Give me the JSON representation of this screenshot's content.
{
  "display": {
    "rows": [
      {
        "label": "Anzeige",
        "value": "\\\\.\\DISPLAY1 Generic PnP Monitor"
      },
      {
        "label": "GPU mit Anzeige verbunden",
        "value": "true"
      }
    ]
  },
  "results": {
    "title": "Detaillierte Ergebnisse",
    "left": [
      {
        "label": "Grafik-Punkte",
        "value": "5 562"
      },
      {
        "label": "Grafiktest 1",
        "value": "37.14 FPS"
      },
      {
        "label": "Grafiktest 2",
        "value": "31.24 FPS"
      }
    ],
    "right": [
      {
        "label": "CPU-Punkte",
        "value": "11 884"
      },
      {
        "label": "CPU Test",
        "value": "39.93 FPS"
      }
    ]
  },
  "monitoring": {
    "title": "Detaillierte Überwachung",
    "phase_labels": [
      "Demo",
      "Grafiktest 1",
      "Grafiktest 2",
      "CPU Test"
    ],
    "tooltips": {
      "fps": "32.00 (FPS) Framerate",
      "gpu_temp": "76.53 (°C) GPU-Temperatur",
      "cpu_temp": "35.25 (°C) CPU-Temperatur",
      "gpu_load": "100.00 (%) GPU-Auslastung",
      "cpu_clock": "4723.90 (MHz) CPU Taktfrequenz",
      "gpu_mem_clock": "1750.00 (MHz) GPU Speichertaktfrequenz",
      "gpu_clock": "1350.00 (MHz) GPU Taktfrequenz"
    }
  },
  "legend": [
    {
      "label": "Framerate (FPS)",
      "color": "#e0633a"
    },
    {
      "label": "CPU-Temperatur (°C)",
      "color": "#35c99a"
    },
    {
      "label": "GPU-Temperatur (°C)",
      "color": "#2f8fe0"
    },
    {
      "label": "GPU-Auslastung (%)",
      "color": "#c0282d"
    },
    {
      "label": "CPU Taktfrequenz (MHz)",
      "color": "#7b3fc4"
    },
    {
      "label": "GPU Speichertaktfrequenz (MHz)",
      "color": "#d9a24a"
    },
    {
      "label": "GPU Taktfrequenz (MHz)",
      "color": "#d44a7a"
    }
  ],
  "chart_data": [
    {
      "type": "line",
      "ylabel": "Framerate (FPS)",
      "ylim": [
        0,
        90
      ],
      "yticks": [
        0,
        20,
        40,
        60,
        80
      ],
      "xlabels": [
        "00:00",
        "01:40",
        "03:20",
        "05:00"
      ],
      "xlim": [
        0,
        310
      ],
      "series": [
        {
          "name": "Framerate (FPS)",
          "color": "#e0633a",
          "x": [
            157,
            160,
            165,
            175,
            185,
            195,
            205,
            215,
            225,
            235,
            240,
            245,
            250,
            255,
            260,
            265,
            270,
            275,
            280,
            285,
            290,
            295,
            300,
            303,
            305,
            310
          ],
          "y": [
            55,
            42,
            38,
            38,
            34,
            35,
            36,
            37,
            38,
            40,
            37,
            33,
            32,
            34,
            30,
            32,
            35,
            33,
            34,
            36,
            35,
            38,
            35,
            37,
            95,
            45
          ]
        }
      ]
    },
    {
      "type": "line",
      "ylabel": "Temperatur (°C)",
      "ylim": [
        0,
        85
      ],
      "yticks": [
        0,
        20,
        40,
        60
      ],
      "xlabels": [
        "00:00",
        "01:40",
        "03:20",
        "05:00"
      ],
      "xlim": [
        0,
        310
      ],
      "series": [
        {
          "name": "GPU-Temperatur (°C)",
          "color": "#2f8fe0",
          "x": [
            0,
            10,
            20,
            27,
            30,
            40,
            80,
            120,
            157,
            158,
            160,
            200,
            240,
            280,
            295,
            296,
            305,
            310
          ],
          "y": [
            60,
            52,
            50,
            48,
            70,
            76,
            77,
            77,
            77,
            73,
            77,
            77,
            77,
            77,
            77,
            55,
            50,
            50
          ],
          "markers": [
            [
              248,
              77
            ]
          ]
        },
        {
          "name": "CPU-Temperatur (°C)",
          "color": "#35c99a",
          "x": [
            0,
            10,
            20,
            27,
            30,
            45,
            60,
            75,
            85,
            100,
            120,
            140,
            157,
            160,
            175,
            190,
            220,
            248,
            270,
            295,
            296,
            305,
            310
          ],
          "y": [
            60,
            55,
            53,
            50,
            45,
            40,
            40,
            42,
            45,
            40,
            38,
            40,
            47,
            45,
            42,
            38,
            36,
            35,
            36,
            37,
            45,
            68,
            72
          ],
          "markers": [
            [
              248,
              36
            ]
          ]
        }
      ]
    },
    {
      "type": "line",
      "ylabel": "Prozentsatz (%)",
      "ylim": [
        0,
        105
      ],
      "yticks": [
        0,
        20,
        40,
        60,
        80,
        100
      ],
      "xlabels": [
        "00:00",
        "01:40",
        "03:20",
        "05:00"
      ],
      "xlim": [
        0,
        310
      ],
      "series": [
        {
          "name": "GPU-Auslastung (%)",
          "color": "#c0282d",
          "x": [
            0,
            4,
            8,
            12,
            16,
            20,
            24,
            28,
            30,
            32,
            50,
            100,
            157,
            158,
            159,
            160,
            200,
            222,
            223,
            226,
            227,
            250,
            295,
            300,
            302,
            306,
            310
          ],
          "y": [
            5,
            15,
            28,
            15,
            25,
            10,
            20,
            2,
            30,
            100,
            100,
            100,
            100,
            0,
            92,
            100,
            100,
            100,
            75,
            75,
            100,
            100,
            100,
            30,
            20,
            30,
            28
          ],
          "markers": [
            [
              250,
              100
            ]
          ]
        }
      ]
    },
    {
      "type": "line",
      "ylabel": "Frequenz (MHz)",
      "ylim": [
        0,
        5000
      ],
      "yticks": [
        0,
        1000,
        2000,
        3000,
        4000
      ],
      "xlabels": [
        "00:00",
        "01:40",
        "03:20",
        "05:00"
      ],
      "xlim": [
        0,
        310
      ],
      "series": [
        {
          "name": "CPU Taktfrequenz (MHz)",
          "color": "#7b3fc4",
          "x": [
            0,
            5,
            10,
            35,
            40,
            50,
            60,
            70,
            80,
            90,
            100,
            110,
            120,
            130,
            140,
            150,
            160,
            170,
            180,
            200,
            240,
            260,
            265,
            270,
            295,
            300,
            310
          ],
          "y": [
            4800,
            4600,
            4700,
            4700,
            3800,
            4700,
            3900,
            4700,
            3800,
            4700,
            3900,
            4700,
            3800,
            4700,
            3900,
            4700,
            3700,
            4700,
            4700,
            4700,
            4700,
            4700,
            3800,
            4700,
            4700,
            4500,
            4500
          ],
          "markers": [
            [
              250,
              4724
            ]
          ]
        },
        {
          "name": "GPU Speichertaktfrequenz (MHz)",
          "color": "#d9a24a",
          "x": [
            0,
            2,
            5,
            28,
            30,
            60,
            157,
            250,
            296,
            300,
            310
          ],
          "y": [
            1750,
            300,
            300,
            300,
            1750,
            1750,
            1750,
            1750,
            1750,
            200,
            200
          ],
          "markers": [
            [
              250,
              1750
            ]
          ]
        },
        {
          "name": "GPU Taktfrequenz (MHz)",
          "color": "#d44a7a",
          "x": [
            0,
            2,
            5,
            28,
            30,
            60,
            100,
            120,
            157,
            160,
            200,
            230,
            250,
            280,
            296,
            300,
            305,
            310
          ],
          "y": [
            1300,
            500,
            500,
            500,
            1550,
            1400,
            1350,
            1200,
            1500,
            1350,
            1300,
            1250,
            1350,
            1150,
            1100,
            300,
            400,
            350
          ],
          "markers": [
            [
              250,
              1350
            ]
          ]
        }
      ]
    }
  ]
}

Requirements: Copy each line containing the word "value" from the data.

The output:
        "value": "\\\\.\\DISPLAY1 Generic PnP Monitor"
        "value": "true"
        "value": "5 562"
        "value": "37.14 FPS"
        "value": "31.24 FPS"
        "value": "11 884"
        "value": "39.93 FPS"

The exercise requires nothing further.